Rows from a figure dataset:
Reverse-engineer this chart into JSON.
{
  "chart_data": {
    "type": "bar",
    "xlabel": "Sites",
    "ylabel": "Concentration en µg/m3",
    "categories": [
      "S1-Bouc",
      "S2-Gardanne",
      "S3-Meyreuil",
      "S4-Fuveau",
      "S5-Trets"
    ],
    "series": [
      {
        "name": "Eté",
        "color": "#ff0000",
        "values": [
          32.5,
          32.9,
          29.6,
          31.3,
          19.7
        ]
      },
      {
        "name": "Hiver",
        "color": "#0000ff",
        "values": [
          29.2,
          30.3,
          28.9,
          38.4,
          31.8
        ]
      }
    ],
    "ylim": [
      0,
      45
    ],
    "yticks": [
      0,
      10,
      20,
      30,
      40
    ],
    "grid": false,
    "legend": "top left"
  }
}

● Request:
Write out the entries in full, exactly as given.

● Complete answer:
Reverse-engineer this chart into JSON.
{
  "chart_data": {
    "type": "bar",
    "xlabel": "Sites",
    "ylabel": "Concentration en µg/m3",
    "categories": [
      "S1-Bouc",
      "S2-Gardanne",
      "S3-Meyreuil",
      "S4-Fuveau",
      "S5-Trets"
    ],
    "series": [
      {
        "name": "Eté",
        "color": "#ff0000",
        "values": [
          32.5,
          32.9,
          29.6,
          31.3,
          19.7
        ]
      },
      {
        "name": "Hiver",
        "color": "#0000ff",
        "values": [
          29.2,
          30.3,
          28.9,
          38.4,
          31.8
        ]
      }
    ],
    "ylim": [
      0,
      45
    ],
    "yticks": [
      0,
      10,
      20,
      30,
      40
    ],
    "grid": false,
    "legend": "top left"
  }
}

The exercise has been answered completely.